(begin)

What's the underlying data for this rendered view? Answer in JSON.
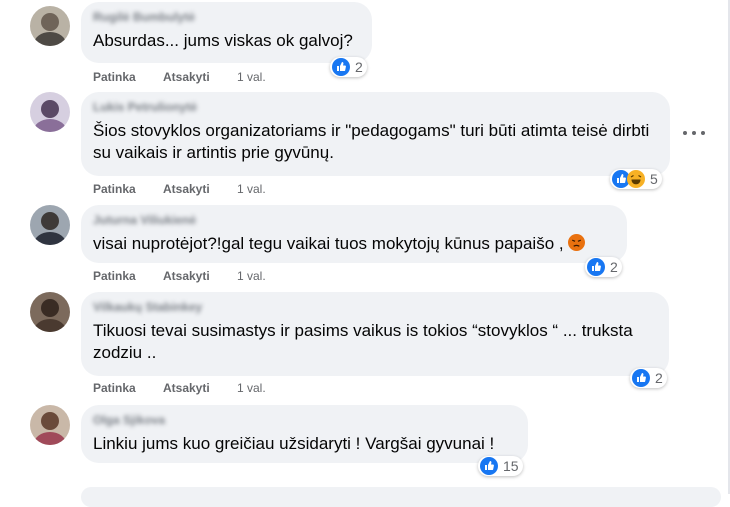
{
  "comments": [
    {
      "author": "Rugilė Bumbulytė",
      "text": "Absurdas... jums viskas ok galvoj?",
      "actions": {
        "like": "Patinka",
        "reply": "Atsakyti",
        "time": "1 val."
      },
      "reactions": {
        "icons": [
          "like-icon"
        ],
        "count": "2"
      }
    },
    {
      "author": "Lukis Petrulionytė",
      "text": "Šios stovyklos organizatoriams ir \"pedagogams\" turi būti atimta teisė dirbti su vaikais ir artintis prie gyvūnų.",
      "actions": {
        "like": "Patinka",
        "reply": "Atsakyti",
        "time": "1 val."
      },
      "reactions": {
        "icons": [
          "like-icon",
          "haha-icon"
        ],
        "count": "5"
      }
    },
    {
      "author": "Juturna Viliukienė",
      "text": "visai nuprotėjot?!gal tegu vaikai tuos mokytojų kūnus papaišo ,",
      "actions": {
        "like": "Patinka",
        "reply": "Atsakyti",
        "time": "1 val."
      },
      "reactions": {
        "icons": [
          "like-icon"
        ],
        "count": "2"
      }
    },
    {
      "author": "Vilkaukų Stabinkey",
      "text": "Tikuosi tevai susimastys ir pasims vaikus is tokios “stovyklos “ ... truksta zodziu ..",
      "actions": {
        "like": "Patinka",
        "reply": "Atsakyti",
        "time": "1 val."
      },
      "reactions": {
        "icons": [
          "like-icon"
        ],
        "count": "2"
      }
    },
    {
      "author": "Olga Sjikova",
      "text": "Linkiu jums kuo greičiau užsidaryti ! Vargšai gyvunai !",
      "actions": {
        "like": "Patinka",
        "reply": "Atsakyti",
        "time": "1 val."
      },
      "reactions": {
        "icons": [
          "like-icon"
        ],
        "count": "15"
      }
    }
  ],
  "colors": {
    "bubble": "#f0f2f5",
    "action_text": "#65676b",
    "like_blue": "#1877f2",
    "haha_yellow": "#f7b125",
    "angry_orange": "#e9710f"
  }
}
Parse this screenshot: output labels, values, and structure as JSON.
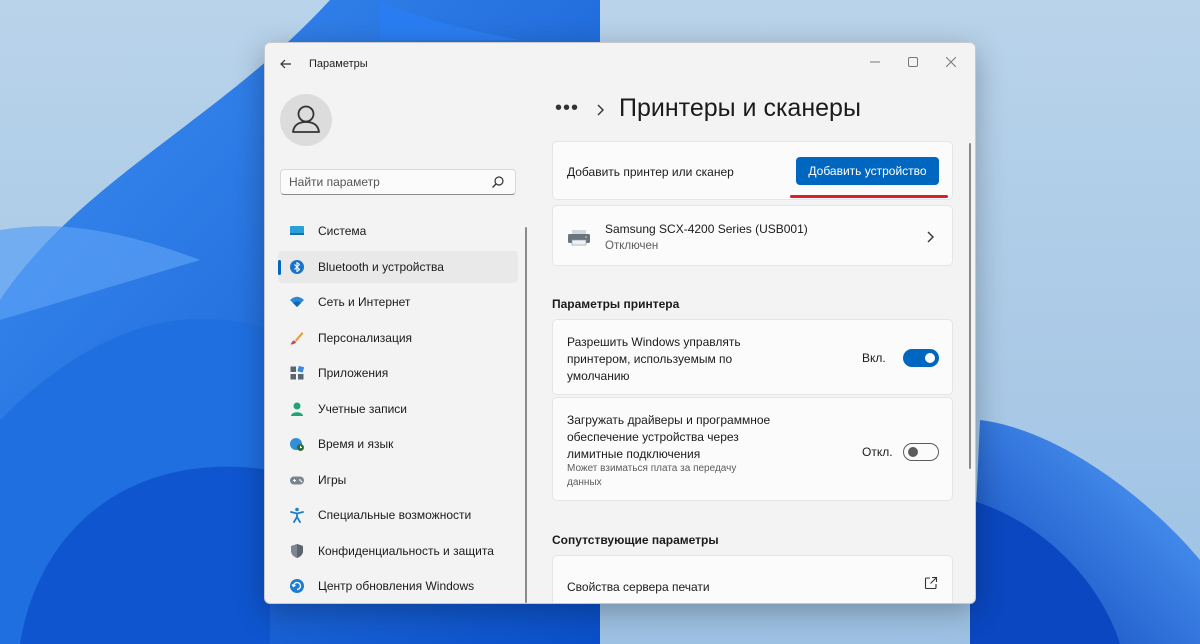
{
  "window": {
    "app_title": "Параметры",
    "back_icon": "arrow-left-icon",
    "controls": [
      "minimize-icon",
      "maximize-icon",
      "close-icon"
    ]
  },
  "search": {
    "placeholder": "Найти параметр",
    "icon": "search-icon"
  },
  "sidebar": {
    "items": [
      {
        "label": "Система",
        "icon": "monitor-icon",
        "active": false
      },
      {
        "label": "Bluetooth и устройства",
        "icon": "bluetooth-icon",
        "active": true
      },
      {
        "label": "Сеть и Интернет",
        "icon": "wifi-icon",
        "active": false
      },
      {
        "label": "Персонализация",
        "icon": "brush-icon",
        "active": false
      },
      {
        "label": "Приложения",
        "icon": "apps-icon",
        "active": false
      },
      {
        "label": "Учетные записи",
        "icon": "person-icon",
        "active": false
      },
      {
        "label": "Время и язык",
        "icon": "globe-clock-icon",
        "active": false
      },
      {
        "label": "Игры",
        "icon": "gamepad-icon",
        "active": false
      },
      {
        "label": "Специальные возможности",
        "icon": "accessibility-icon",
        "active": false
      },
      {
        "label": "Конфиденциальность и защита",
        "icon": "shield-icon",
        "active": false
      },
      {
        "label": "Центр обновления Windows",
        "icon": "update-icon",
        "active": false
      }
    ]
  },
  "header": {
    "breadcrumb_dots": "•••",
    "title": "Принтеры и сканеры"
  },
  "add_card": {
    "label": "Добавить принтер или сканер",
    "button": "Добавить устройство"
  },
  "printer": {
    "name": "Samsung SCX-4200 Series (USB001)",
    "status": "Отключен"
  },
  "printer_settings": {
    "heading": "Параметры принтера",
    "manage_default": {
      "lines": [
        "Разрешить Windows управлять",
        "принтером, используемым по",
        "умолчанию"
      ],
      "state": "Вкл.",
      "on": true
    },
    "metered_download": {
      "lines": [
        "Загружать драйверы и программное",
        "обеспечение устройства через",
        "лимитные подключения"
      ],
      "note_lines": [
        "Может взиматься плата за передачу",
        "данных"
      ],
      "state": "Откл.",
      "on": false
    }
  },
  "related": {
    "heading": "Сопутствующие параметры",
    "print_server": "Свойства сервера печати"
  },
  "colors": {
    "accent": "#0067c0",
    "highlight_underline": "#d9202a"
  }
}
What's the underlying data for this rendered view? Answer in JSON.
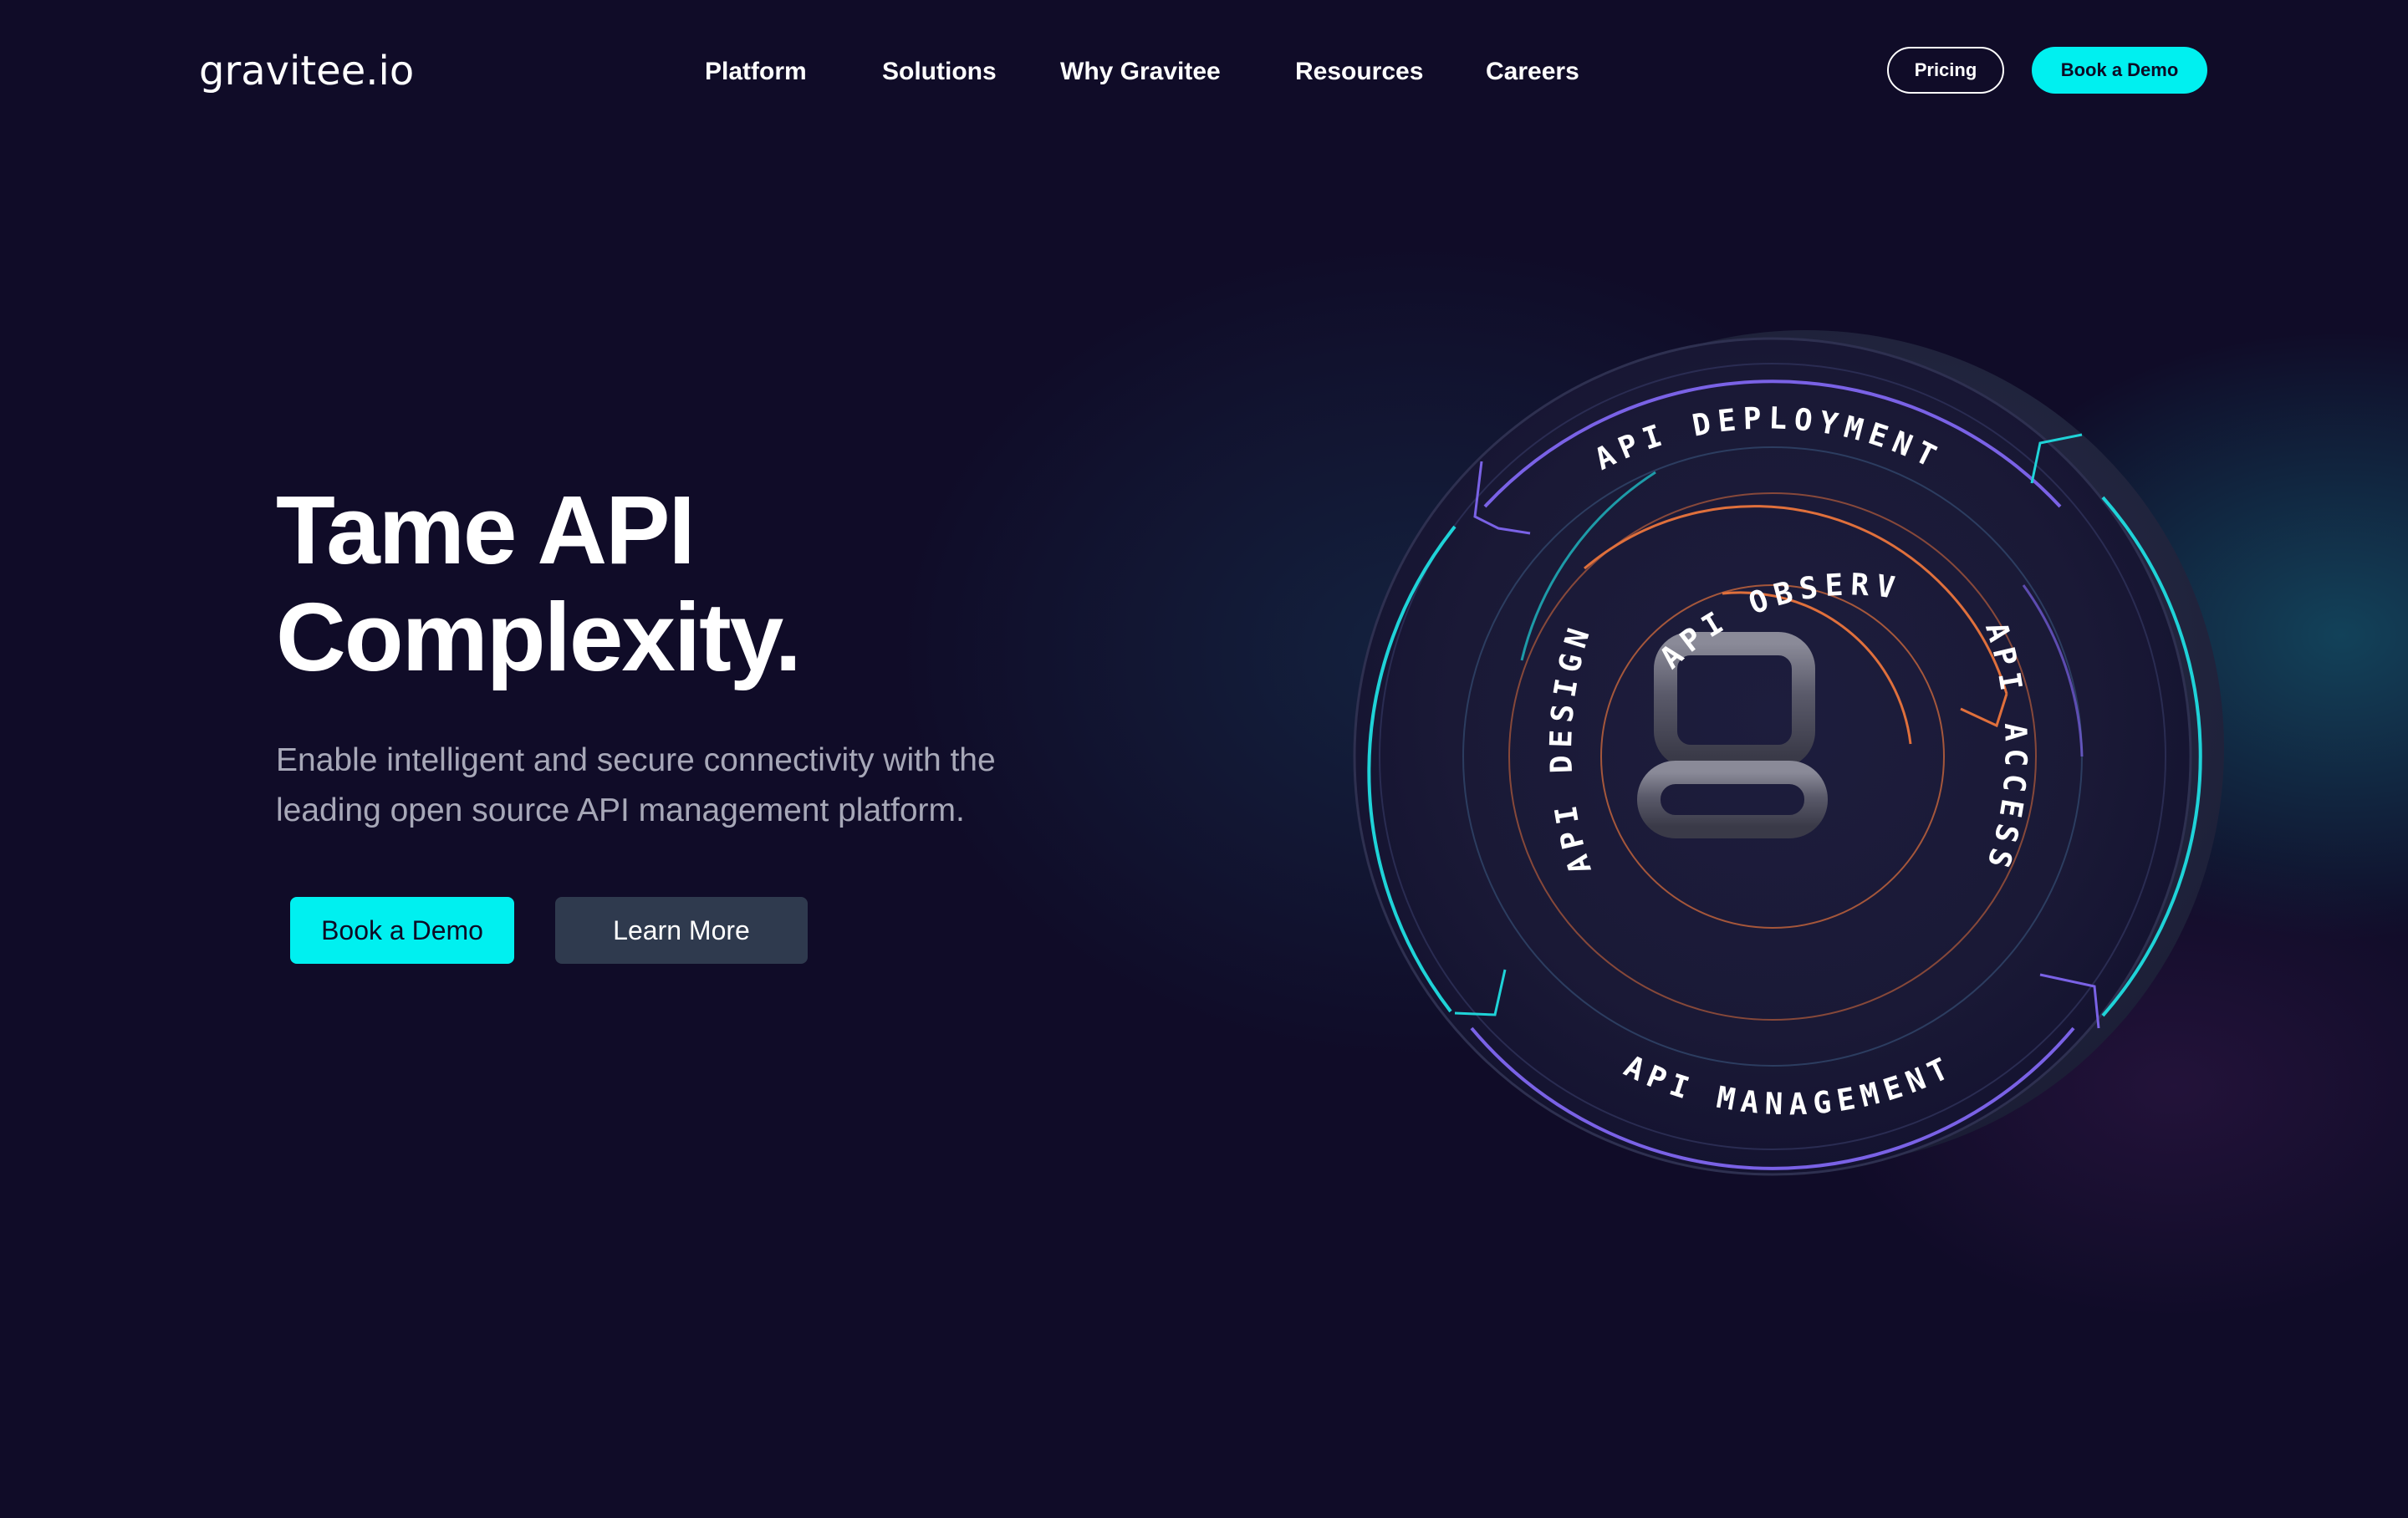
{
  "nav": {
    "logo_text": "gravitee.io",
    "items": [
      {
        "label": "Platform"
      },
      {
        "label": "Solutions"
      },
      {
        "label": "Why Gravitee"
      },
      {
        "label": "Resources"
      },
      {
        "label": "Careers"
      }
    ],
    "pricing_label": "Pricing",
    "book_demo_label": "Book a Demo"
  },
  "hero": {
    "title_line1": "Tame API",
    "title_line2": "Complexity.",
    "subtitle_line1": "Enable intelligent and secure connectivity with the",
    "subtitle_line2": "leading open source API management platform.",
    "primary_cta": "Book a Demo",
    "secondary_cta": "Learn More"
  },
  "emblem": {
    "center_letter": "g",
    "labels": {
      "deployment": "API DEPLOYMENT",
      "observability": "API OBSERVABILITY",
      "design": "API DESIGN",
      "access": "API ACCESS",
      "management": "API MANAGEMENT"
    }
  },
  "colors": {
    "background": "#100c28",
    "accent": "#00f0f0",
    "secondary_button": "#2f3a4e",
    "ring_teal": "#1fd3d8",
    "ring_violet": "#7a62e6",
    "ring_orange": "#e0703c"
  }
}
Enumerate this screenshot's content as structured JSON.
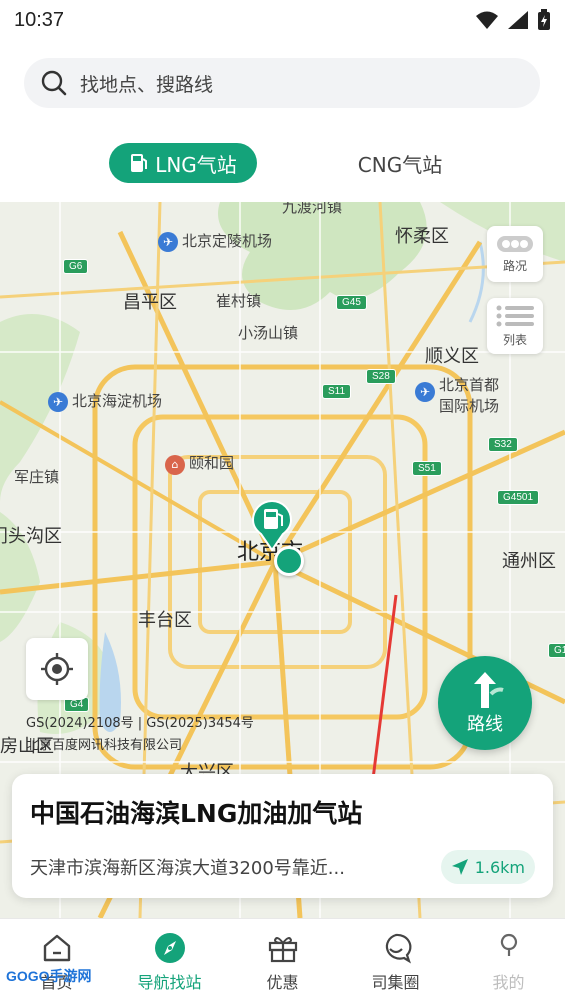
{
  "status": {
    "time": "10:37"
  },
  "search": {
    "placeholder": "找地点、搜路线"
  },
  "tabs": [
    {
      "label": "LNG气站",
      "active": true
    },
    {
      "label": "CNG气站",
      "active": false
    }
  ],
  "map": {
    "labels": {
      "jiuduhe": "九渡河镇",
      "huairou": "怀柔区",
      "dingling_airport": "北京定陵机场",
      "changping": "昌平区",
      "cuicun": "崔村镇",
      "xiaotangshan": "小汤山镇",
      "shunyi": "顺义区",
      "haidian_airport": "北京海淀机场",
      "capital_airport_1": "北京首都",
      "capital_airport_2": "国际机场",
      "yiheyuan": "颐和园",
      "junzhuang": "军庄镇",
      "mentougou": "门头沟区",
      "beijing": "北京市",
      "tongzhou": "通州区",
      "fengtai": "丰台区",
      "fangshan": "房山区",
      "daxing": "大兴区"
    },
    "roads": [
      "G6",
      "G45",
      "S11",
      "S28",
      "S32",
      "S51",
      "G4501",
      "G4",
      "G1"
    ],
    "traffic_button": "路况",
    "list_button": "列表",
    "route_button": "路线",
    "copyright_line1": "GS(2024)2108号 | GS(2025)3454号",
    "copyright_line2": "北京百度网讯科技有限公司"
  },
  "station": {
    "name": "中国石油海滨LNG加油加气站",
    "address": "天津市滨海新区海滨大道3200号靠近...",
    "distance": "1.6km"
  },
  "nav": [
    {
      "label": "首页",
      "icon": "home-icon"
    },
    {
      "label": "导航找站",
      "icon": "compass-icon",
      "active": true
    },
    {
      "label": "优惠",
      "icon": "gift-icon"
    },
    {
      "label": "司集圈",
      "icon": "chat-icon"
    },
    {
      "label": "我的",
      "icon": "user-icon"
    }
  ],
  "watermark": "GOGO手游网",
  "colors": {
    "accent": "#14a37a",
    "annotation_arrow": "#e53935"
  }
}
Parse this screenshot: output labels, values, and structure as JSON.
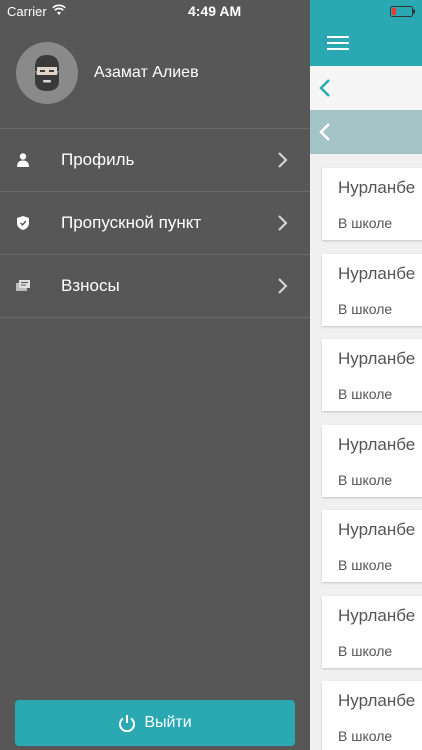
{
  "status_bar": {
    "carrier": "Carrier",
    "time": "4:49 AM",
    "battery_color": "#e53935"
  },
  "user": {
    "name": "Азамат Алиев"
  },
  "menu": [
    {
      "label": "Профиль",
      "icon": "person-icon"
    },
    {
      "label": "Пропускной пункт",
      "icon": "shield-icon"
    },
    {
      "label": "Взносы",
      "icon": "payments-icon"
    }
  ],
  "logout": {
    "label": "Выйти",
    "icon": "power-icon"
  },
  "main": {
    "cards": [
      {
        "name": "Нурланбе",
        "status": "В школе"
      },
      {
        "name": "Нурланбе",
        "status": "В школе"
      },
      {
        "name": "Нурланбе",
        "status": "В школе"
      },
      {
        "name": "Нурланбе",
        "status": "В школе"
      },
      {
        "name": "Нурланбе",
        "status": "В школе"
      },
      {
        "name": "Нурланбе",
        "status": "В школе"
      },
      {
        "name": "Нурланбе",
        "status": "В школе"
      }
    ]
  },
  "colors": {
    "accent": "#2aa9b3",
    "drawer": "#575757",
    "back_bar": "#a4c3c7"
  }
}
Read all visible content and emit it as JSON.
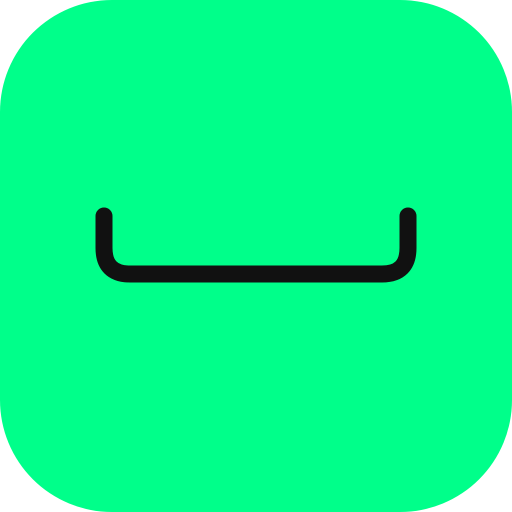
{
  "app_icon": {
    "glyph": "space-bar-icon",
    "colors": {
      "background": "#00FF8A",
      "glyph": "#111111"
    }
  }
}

(end)

→ **Goal**
Identify every line above with the string "stovyklos" in it. Copy those lines.

→ **Full response**
      "text": "Šios stovyklos organizatoriams ir \"pedagogams\" turi būti atimta teisė dirbti su vaikais ir artintis prie gyvūnų.",
      "text": "Tikuosi tevai susimastys ir pasims vaikus is tokios “stovyklos “ ... truksta zodziu ..",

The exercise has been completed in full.